[begin EXTRACTED DATA]

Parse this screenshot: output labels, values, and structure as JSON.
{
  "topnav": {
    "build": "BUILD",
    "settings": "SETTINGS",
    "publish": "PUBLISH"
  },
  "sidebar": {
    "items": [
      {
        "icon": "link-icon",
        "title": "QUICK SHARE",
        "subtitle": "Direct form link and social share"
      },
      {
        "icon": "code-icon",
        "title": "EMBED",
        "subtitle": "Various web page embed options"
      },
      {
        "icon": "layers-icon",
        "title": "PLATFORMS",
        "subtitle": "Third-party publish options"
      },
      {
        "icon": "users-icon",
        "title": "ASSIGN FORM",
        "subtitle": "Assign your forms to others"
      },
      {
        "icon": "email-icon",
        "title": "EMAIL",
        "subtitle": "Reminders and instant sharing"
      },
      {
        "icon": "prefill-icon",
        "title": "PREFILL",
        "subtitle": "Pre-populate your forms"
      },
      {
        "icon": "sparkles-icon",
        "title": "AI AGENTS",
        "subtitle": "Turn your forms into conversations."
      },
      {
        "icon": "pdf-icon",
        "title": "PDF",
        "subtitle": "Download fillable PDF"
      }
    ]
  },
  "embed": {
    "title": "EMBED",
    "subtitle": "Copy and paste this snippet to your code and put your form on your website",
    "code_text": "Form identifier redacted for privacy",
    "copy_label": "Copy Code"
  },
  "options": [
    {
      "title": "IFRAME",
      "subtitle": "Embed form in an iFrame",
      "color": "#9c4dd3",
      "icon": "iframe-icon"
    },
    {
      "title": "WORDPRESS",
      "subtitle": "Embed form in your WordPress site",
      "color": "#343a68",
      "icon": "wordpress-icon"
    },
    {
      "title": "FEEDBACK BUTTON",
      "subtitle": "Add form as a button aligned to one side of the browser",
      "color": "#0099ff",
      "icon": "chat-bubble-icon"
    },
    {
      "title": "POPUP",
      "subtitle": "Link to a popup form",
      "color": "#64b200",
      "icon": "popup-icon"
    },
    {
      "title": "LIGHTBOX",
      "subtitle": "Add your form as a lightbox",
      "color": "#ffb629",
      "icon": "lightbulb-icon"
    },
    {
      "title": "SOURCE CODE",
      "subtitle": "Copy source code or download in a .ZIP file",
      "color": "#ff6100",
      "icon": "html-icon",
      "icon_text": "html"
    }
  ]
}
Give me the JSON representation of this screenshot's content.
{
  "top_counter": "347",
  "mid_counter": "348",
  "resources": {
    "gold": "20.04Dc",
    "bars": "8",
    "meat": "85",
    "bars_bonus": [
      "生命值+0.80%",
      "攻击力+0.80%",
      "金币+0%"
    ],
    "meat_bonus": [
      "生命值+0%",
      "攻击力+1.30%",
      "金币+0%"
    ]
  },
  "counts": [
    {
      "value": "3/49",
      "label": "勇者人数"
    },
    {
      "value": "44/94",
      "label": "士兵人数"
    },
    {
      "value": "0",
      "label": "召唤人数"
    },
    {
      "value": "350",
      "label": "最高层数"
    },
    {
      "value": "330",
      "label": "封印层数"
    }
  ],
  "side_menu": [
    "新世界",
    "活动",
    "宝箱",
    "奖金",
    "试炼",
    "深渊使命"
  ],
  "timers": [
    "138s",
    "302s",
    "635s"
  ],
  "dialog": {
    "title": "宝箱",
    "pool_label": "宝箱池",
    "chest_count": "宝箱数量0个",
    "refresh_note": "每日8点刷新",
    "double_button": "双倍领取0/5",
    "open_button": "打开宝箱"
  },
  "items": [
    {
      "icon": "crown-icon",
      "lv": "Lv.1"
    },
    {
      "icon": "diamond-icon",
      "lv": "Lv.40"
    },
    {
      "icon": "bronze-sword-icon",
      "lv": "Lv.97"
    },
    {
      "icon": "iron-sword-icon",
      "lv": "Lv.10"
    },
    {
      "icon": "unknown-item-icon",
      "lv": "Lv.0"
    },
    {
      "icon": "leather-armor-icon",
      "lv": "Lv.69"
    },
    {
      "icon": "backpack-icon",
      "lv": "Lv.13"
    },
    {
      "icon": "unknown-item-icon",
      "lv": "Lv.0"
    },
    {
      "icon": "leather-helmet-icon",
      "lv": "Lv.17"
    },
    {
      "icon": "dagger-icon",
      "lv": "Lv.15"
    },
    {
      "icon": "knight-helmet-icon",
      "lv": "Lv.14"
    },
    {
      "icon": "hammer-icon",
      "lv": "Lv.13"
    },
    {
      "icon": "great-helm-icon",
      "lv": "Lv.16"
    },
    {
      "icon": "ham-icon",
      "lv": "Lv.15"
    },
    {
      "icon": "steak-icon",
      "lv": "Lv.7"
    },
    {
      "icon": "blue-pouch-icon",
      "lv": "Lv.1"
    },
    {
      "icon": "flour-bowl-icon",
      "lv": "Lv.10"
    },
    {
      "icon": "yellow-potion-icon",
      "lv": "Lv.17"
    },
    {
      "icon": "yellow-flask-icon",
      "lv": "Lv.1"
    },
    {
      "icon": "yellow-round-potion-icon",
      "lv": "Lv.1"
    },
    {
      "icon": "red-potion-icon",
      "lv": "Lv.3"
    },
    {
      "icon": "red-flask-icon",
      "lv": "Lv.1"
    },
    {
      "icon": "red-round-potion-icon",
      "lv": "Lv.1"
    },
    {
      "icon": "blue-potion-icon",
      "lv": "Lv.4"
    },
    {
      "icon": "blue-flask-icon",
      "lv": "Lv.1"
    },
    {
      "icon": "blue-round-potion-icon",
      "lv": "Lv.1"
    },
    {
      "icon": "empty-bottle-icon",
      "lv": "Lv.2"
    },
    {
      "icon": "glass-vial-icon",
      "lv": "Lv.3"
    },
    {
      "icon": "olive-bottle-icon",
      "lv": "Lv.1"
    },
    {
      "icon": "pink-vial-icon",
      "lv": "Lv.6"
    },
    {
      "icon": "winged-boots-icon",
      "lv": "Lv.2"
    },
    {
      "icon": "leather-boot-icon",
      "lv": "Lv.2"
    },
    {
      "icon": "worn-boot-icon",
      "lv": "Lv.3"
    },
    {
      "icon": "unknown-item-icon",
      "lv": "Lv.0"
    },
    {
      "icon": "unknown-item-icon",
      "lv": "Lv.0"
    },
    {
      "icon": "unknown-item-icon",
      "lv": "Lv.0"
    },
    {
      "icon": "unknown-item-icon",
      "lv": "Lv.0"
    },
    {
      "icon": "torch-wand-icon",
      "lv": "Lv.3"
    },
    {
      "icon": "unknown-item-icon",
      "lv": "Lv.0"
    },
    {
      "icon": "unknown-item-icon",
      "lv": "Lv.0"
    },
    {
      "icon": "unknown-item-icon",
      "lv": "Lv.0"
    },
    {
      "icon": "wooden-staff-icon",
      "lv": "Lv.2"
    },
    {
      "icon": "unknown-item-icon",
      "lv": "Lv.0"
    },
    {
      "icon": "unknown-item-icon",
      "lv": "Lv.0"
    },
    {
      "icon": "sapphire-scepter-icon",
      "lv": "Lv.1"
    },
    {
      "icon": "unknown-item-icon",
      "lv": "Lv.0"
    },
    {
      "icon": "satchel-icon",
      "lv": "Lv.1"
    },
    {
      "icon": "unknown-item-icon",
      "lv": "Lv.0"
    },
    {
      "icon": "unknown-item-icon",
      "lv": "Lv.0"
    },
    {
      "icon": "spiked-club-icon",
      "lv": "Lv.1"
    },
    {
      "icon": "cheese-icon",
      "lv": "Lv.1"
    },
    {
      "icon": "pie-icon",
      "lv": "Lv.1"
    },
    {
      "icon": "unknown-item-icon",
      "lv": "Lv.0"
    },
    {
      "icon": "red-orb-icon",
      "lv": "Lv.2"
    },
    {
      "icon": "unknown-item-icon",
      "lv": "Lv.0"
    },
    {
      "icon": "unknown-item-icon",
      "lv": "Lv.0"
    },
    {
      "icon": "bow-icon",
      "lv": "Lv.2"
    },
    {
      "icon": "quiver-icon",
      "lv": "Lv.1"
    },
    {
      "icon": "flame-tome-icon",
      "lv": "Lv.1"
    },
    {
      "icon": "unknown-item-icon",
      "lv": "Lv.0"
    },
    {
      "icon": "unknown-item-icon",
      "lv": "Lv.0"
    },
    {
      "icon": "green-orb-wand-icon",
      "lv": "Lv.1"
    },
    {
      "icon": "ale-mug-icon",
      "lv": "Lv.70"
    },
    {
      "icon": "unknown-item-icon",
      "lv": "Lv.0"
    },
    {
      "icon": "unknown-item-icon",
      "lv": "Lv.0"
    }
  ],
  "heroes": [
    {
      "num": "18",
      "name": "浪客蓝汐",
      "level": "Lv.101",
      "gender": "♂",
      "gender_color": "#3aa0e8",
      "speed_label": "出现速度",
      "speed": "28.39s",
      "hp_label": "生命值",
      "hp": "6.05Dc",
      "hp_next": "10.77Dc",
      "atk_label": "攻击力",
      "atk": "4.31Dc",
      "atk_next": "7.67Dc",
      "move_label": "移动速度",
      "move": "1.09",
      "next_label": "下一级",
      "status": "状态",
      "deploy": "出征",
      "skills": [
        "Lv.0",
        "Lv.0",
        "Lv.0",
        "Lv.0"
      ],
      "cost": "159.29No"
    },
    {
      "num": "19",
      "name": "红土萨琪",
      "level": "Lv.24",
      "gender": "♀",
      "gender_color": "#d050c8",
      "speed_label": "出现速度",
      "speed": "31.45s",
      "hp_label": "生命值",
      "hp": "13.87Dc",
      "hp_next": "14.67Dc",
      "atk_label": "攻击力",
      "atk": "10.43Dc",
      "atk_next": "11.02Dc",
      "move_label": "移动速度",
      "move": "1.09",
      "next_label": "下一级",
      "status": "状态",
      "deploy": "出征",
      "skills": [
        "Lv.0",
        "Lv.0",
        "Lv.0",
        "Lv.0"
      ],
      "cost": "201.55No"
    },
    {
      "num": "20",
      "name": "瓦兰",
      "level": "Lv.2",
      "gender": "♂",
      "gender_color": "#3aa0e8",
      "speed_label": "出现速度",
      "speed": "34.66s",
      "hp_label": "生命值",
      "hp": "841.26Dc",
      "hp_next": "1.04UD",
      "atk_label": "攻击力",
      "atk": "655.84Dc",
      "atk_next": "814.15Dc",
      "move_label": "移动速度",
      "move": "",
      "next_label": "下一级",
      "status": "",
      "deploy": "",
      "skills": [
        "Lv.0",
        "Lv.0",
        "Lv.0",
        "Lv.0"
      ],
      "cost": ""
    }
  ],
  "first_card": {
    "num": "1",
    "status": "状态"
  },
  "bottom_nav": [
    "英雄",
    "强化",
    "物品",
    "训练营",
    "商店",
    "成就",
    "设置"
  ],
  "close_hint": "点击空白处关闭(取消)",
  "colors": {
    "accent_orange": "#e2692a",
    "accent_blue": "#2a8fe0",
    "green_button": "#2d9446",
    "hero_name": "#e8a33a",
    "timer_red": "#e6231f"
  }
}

[end EXTRACTED DATA]

**THE EXERCISE:** Report the number of lines that contain "JSON", with no other words.

**RESULT FOR THIS TASK:** 2